Copy out every line of the listing below, word for word.
○ ○ ○ ○ ○ ○ ○
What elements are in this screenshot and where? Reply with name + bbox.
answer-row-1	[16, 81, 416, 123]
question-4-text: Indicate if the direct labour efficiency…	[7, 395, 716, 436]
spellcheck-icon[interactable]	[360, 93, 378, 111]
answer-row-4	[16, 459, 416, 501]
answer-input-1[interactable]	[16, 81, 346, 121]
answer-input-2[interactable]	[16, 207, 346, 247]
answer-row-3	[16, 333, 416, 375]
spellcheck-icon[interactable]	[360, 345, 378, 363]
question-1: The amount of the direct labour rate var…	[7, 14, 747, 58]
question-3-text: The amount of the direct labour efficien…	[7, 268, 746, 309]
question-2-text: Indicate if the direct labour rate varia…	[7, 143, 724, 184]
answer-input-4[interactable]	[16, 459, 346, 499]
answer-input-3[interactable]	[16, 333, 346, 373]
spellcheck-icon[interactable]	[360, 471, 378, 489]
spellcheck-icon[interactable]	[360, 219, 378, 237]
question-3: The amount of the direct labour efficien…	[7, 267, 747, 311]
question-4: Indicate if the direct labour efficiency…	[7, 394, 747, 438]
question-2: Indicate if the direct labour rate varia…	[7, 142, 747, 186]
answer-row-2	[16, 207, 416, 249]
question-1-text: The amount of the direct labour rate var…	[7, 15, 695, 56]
○ ○ ○ ○ ○ ○ ○
● RESULT OF THIS TASK
What elements are in this screenshot and where? Reply with name + bbox.
answer-row-1	[16, 81, 416, 123]
question-4-text: Indicate if the direct labour efficiency…	[7, 395, 716, 436]
spellcheck-icon[interactable]	[360, 93, 378, 111]
answer-row-4	[16, 459, 416, 501]
answer-input-1[interactable]	[16, 81, 346, 121]
answer-input-2[interactable]	[16, 207, 346, 247]
answer-row-3	[16, 333, 416, 375]
spellcheck-icon[interactable]	[360, 345, 378, 363]
question-1: The amount of the direct labour rate var…	[7, 14, 747, 58]
question-3-text: The amount of the direct labour efficien…	[7, 268, 746, 309]
question-2-text: Indicate if the direct labour rate varia…	[7, 143, 724, 184]
answer-input-4[interactable]	[16, 459, 346, 499]
answer-input-3[interactable]	[16, 333, 346, 373]
spellcheck-icon[interactable]	[360, 471, 378, 489]
spellcheck-icon[interactable]	[360, 219, 378, 237]
question-3: The amount of the direct labour efficien…	[7, 267, 747, 311]
question-4: Indicate if the direct labour efficiency…	[7, 394, 747, 438]
question-2: Indicate if the direct labour rate varia…	[7, 142, 747, 186]
answer-row-2	[16, 207, 416, 249]
question-1-text: The amount of the direct labour rate var…	[7, 15, 695, 56]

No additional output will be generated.